▶ _Given data_

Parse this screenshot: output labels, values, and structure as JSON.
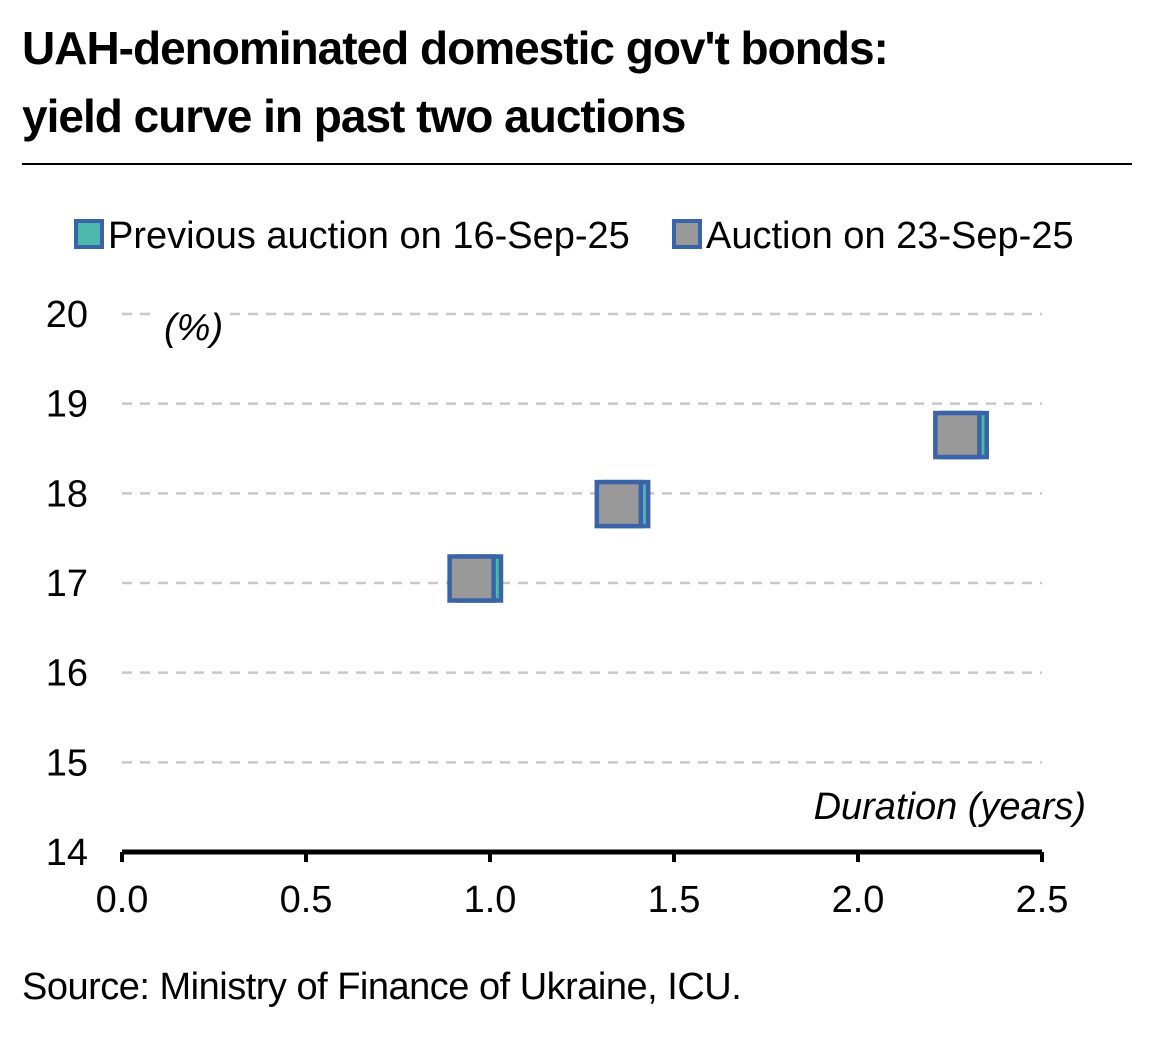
{
  "title_lines": [
    "UAH-denominated domestic gov't bonds:",
    "yield curve in past two auctions"
  ],
  "source": "Source: Ministry of Finance of Ukraine, ICU.",
  "colors": {
    "grid": "#c8c8c8",
    "axis": "#000000",
    "marker_border": "#3b63a8",
    "previous_fill": "#4db8ad",
    "current_fill": "#999999"
  },
  "chart_data": {
    "type": "scatter",
    "title": "UAH-denominated domestic gov't bonds: yield curve in past two auctions",
    "xlabel": "Duration (years)",
    "ylabel": "(%)",
    "xlim": [
      0,
      2.5
    ],
    "ylim": [
      14,
      20
    ],
    "x_ticks": [
      "0.0",
      "0.5",
      "1.0",
      "1.5",
      "2.0",
      "2.5"
    ],
    "y_ticks": [
      "20",
      "19",
      "18",
      "17",
      "16",
      "15",
      "14"
    ],
    "grid": "horizontal dashed",
    "legend_position": "top",
    "series": [
      {
        "name": "Previous auction on 16-Sep-25",
        "color": "#4db8ad",
        "points": [
          {
            "x": 0.97,
            "y": 17.05
          },
          {
            "x": 1.37,
            "y": 17.88
          },
          {
            "x": 2.29,
            "y": 18.65
          }
        ]
      },
      {
        "name": "Auction on 23-Sep-25",
        "color": "#999999",
        "points": [
          {
            "x": 0.95,
            "y": 17.05
          },
          {
            "x": 1.35,
            "y": 17.88
          },
          {
            "x": 2.27,
            "y": 18.65
          }
        ]
      }
    ]
  }
}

▶ _Stated goal_
Identify each line in the entries with the word "bonds" and copy it.

▶ _Problem solution_
    "UAH-denominated domestic gov't bonds:",
    "title": "UAH-denominated domestic gov't bonds: yield curve in past two auctions",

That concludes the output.